BEGIN

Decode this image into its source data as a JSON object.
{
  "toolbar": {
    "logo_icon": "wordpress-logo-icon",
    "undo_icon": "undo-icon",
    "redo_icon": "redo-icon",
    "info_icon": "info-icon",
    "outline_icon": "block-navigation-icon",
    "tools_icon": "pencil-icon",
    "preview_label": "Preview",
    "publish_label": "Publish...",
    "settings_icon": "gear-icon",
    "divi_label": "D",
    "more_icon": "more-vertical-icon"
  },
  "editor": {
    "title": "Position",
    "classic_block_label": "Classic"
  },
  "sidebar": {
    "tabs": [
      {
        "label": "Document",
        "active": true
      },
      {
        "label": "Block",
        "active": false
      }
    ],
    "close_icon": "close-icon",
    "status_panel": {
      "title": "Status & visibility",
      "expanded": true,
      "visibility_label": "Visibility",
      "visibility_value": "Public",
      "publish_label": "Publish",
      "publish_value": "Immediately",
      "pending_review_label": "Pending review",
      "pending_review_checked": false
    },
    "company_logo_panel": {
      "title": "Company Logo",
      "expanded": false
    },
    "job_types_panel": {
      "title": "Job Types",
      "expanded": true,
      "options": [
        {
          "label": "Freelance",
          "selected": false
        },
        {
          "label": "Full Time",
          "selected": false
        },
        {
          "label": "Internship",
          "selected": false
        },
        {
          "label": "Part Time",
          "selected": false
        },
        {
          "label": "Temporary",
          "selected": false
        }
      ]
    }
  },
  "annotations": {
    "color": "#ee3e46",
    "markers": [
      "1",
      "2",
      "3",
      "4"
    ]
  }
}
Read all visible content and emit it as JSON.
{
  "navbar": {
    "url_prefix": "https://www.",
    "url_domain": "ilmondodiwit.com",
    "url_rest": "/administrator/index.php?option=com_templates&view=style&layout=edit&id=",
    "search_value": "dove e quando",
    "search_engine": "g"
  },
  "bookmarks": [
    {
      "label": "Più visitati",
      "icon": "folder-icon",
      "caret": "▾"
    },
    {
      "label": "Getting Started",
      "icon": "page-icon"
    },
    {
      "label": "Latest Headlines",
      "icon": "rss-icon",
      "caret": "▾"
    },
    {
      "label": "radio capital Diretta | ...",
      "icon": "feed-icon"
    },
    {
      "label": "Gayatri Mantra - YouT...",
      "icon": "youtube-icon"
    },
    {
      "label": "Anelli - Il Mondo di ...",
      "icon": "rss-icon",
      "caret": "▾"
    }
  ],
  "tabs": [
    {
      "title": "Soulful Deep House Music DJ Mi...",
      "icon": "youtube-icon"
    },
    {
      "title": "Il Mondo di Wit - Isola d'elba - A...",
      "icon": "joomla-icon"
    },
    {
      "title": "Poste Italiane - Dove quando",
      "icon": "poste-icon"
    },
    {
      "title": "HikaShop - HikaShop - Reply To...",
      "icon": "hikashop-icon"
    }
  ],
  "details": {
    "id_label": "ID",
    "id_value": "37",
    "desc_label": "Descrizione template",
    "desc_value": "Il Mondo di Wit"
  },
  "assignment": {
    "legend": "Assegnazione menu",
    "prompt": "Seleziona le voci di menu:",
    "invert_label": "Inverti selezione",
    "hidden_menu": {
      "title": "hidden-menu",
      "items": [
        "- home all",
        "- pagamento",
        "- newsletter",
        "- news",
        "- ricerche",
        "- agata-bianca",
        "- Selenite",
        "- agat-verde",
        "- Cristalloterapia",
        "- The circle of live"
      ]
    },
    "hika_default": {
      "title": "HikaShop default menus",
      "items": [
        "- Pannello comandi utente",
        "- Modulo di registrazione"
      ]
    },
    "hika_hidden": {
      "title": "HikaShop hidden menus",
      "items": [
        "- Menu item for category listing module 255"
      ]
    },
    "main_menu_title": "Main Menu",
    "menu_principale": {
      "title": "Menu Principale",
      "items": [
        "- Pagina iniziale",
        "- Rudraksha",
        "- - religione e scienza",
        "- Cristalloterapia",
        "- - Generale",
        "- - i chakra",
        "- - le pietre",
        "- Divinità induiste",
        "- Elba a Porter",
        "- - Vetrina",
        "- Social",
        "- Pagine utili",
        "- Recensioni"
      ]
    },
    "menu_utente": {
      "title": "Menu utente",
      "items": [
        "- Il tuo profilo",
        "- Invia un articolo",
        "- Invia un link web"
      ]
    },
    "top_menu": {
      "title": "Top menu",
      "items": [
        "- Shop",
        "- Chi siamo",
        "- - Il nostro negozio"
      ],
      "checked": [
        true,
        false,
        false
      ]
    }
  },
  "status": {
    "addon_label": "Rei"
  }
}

END

→ **What is expected**
Extract each line holding the string "quando".

→ **Correct output**
    "search_value": "dove e quando",
      "title": "Poste Italiane - Dove quando",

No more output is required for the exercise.